**GOAL OF THE EXERCISE:**
Copy out all lines where "this" appears.

Figure dataset records
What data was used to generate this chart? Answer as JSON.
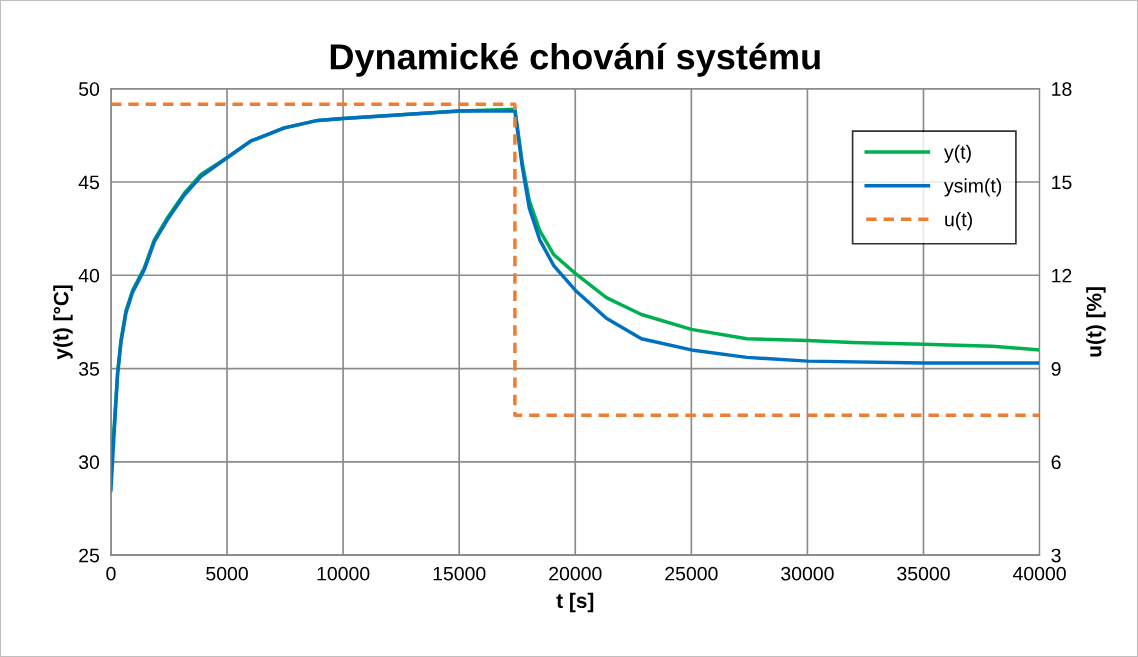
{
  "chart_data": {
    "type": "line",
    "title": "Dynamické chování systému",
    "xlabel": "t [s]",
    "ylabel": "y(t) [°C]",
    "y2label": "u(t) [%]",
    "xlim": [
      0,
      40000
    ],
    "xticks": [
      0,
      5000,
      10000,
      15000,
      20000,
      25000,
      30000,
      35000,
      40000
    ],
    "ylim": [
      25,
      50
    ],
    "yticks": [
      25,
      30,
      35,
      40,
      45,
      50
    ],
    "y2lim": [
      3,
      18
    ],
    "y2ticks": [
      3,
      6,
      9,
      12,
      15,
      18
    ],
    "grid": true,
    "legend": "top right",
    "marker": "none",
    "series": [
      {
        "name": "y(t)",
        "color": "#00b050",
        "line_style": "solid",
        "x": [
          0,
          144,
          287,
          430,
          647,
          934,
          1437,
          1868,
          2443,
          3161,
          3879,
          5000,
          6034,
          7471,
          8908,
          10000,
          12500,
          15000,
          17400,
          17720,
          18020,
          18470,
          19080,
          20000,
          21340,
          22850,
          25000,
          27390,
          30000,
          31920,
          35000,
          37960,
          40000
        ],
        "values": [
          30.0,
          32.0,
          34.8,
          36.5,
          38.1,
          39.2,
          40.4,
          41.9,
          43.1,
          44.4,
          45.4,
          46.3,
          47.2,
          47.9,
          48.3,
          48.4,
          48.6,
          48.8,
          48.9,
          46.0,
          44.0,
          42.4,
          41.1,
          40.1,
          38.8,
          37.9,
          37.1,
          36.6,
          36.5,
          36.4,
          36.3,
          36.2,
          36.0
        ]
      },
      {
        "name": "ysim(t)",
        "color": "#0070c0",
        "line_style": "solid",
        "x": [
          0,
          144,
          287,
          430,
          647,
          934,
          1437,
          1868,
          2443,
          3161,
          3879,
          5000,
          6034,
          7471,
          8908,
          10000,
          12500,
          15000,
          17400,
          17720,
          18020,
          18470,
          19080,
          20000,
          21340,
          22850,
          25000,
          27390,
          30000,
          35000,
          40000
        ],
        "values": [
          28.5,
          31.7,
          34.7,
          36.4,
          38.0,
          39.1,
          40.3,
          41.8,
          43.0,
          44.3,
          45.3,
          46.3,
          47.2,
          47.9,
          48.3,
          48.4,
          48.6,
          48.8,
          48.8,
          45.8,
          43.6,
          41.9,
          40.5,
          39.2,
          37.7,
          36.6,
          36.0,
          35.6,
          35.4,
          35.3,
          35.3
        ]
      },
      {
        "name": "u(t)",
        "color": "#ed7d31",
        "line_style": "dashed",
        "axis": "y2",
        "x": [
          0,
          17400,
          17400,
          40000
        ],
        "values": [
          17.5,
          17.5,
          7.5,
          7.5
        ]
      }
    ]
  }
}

--

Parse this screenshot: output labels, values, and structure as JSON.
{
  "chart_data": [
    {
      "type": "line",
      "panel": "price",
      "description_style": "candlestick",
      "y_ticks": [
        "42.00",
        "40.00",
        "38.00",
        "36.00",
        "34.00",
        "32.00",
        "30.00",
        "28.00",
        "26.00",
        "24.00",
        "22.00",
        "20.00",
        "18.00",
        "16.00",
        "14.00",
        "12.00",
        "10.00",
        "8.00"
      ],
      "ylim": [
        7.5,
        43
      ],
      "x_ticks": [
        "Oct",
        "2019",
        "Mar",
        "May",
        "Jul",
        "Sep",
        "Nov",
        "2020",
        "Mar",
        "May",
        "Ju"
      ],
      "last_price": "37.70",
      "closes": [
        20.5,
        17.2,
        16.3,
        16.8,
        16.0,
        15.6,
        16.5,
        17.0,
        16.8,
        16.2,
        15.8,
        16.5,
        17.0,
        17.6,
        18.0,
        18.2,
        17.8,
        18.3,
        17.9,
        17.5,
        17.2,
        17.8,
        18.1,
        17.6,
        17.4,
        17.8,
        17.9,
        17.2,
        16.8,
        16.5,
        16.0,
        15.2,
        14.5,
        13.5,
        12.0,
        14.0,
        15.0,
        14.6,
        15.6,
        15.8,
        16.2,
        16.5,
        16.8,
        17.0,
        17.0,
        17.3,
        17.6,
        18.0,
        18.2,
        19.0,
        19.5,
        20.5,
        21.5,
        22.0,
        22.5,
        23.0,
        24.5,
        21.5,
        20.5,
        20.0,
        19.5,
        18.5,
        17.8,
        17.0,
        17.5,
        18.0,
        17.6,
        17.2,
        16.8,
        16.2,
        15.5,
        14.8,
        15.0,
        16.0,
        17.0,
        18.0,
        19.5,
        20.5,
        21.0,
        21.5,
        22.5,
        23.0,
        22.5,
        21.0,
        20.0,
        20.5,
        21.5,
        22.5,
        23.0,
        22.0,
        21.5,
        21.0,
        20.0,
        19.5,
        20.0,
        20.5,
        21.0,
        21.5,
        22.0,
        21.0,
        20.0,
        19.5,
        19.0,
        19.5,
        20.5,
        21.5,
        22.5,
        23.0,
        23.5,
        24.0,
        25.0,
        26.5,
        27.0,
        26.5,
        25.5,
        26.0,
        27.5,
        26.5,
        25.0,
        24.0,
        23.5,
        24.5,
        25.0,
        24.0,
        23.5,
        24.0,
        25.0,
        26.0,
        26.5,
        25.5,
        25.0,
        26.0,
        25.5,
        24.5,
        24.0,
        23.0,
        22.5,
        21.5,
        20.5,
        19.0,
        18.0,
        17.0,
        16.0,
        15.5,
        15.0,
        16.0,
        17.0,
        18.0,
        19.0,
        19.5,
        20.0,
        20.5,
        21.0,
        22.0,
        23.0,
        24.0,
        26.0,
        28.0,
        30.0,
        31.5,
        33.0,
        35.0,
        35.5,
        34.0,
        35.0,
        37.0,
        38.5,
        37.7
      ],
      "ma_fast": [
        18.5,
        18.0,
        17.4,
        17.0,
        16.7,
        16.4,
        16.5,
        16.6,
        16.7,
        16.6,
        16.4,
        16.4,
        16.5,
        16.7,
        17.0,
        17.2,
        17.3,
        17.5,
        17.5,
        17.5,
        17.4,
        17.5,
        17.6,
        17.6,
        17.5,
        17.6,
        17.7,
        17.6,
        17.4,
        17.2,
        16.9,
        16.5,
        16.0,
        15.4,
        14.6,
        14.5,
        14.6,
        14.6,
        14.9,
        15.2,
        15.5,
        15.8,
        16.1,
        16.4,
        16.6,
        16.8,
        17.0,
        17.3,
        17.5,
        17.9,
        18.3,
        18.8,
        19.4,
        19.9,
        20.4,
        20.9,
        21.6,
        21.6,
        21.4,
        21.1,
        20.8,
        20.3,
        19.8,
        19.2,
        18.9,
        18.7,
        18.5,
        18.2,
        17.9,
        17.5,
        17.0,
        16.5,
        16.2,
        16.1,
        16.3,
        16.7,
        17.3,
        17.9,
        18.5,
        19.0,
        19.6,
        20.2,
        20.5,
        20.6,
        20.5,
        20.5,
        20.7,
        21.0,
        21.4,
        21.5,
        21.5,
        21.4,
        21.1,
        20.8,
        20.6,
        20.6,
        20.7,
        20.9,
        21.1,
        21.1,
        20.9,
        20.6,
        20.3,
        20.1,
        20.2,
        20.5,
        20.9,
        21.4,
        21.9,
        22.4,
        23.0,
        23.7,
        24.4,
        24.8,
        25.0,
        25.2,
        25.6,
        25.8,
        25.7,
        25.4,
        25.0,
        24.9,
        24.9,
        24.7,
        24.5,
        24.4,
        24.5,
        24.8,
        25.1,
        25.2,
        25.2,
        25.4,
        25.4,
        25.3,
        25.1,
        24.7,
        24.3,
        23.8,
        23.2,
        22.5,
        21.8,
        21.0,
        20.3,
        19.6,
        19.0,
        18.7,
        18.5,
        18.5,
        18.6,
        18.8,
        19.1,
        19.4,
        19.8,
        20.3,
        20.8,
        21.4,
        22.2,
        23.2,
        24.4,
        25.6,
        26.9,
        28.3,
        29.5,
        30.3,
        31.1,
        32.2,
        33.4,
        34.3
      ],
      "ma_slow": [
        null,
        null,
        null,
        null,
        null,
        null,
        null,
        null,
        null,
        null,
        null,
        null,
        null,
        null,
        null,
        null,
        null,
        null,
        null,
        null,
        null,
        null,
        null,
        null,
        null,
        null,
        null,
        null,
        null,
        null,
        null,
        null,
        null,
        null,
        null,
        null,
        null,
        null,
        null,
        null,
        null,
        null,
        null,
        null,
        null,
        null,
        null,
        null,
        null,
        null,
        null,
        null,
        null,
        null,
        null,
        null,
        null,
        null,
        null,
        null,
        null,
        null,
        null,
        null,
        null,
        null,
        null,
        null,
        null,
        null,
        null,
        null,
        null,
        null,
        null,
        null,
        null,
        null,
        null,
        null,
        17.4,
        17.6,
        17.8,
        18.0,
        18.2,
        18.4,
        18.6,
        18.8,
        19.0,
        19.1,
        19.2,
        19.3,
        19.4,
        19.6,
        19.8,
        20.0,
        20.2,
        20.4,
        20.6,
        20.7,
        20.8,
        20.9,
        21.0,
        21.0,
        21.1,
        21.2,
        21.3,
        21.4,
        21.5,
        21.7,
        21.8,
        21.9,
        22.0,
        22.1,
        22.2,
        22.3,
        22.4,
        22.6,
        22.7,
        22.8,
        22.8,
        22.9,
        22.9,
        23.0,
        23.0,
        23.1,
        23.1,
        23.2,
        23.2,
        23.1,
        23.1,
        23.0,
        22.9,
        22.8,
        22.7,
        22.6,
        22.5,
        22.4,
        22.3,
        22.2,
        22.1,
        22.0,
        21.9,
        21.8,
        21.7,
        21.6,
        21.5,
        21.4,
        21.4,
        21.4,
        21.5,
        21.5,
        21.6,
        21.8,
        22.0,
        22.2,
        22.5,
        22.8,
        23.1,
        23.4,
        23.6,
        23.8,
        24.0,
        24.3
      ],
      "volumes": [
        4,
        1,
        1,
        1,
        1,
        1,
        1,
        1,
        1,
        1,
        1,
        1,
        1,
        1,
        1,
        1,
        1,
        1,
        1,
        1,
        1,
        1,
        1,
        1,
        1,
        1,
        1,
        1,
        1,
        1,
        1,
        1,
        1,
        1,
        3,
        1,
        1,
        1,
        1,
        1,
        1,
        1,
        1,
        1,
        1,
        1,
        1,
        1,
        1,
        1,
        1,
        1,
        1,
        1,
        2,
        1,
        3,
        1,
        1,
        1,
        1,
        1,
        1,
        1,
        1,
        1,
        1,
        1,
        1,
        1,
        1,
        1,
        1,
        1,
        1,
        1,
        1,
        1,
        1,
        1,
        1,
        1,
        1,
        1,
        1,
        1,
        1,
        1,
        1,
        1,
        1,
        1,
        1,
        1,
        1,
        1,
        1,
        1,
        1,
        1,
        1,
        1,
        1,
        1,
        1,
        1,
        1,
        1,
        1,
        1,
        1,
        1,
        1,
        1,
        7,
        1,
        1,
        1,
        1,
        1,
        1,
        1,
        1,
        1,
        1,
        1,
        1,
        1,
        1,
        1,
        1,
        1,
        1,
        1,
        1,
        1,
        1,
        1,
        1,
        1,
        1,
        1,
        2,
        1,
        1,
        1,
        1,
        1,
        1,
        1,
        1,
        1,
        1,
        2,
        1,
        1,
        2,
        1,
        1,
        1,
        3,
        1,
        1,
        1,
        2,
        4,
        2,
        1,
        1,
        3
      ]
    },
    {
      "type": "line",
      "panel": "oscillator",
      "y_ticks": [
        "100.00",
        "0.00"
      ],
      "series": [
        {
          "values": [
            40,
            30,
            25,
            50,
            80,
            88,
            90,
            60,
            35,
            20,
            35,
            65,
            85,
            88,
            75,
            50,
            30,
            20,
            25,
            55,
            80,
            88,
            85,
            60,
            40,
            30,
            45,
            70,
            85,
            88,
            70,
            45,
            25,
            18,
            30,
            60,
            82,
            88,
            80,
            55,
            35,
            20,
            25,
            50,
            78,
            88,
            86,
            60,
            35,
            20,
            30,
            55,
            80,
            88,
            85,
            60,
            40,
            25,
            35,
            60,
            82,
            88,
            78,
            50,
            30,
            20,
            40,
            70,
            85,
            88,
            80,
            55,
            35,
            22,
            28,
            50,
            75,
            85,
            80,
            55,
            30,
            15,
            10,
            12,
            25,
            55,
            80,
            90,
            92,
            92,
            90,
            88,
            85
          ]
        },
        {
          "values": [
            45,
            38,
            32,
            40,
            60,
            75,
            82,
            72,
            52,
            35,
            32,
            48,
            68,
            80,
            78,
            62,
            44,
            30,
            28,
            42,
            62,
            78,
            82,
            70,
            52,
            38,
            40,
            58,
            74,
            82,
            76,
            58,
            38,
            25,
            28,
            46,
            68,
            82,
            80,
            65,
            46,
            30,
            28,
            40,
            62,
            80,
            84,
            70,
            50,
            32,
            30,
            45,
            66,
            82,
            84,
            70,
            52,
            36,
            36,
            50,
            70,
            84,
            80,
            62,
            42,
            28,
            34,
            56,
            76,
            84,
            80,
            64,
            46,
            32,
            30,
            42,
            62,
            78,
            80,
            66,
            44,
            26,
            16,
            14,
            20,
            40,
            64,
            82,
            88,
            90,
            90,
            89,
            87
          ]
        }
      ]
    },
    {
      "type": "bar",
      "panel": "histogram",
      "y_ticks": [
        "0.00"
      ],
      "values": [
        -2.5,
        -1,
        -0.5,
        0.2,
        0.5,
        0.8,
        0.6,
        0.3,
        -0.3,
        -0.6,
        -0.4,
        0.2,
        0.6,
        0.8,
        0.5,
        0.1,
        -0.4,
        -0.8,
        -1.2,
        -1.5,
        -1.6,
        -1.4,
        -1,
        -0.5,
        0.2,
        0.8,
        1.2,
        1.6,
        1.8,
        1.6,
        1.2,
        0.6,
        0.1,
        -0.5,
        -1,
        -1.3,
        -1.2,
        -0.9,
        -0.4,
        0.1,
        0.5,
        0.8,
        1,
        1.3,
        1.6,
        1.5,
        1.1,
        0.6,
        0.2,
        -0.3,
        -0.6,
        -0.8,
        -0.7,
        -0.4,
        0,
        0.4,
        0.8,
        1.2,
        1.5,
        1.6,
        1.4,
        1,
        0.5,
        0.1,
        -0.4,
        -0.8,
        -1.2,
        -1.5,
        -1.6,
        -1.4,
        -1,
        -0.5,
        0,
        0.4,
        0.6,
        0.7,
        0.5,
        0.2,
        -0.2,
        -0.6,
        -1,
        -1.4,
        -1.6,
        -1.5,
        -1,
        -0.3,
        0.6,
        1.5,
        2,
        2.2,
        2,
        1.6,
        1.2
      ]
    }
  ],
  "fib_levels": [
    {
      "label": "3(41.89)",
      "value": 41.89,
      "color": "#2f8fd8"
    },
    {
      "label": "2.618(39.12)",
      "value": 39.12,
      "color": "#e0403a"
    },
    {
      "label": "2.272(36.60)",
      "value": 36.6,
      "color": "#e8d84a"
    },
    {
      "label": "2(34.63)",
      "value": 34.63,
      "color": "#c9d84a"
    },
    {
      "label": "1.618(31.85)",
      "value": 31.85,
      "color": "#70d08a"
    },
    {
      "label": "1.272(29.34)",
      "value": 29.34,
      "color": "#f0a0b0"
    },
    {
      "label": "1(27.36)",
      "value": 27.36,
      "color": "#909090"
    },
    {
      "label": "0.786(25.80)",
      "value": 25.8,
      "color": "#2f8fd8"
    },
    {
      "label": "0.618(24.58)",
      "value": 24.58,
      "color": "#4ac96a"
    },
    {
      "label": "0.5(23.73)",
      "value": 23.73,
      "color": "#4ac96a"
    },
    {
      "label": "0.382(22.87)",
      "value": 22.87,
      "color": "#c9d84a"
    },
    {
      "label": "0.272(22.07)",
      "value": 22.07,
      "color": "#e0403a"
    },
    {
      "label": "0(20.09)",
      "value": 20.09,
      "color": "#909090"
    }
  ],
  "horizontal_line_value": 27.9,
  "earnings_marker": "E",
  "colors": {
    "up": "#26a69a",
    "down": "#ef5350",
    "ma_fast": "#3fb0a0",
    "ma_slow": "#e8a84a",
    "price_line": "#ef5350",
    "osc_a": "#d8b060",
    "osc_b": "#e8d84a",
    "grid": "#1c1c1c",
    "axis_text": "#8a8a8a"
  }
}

...

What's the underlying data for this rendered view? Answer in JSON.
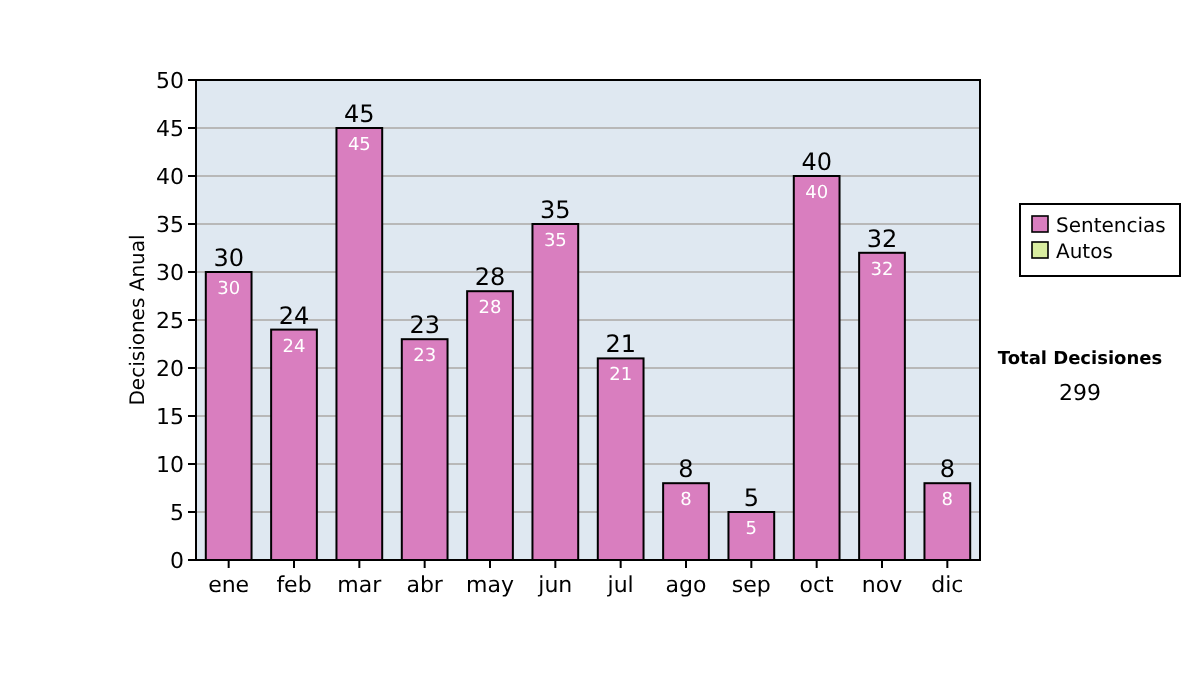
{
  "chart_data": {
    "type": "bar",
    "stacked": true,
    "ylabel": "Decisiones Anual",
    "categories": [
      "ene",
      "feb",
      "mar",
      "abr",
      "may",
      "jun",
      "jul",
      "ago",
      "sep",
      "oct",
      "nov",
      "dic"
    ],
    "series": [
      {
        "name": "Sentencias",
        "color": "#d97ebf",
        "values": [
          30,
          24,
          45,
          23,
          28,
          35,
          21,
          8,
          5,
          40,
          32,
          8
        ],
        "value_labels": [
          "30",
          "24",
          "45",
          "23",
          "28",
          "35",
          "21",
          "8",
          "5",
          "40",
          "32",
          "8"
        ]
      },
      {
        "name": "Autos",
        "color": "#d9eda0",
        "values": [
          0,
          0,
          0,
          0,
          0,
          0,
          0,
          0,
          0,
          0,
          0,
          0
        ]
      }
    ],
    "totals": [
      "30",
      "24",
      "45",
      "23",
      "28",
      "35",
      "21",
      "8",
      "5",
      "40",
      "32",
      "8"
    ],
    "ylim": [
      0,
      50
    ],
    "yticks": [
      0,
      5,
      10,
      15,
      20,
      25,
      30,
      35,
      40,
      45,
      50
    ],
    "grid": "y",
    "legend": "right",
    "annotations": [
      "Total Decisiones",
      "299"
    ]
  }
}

**EXERCISE RESULT:**
What data was used to generate this chart? Answer as JSON.
Parse this screenshot: output labels, values, and structure as JSON.
What's the underlying data for this rendered view? Answer in JSON.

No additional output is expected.